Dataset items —
════════════════
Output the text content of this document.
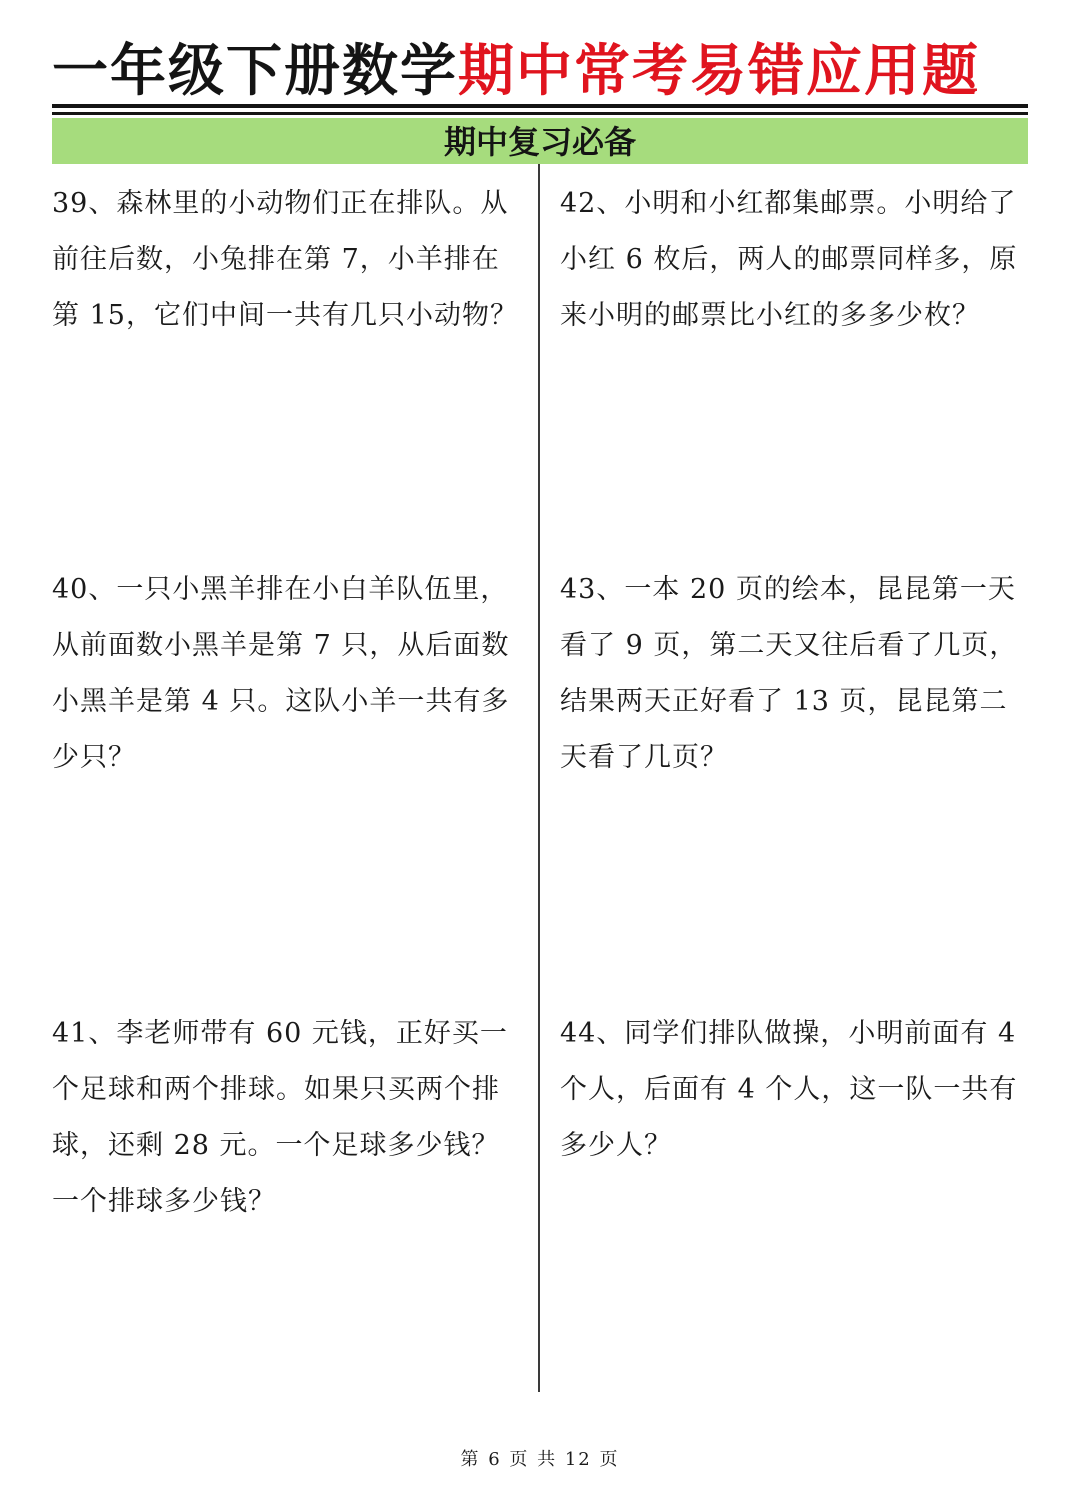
一年级下册数学期中常考易错应用题
期中复习必备

39、森林里的小动物们正在排队。从前往后数，小兔排在第 7，小羊排在第 15，它们中间一共有几只小动物？

42、小明和小红都集邮票。小明给了小红 6 枚后，两人的邮票同样多，原来小明的邮票比小红的多多少枚？

40、一只小黑羊排在小白羊队伍里，从前面数小黑羊是第 7 只，从后面数小黑羊是第 4 只。这队小羊一共有多少只？

43、一本 20 页的绘本，昆昆第一天看了 9 页，第二天又往后看了几页，结果两天正好看了 13 页，昆昆第二天看了几页？

41、李老师带有 60 元钱，正好买一个足球和两个排球。如果只买两个排球，还剩 28 元。一个足球多少钱？一个排球多少钱？

44、同学们排队做操，小明前面有 4 个人，后面有 4 个人，这一队一共有多少人？

第 6 页 共 12 页
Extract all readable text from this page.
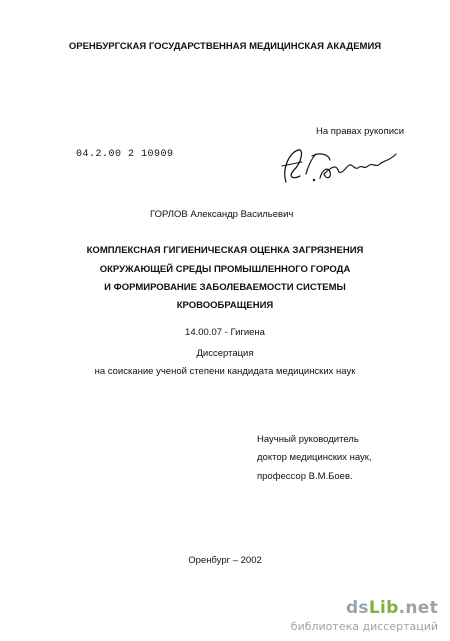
ОРЕНБУРГСКАЯ ГОСУДАРСТВЕННАЯ МЕДИЦИНСКАЯ АКАДЕМИЯ
На правах рукописи
04.2.00 2 10909
ГОРЛОВ Александр Васильевич
КОМПЛЕКСНАЯ ГИГИЕНИЧЕСКАЯ ОЦЕНКА ЗАГРЯЗНЕНИЯ
ОКРУЖАЮЩЕЙ СРЕДЫ ПРОМЫШЛЕННОГО ГОРОДА
И ФОРМИРОВАНИЕ ЗАБОЛЕВАЕМОСТИ СИСТЕМЫ
КРОВООБРАЩЕНИЯ
14.00.07 - Гигиена
Диссертация
на соискание ученой степени кандидата медицинских наук
Научный руководитель
доктор медицинских наук,
профессор В.М.Боев.
Оренбург – 2002
dsLib.net
библиотека диссертаций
════════════════
TASK DESCRIPTION — From the listing above, copy all lines holding the word "наук".

SOLUTION —
на соискание ученой степени кандидата медицинских наук
доктор медицинских наук,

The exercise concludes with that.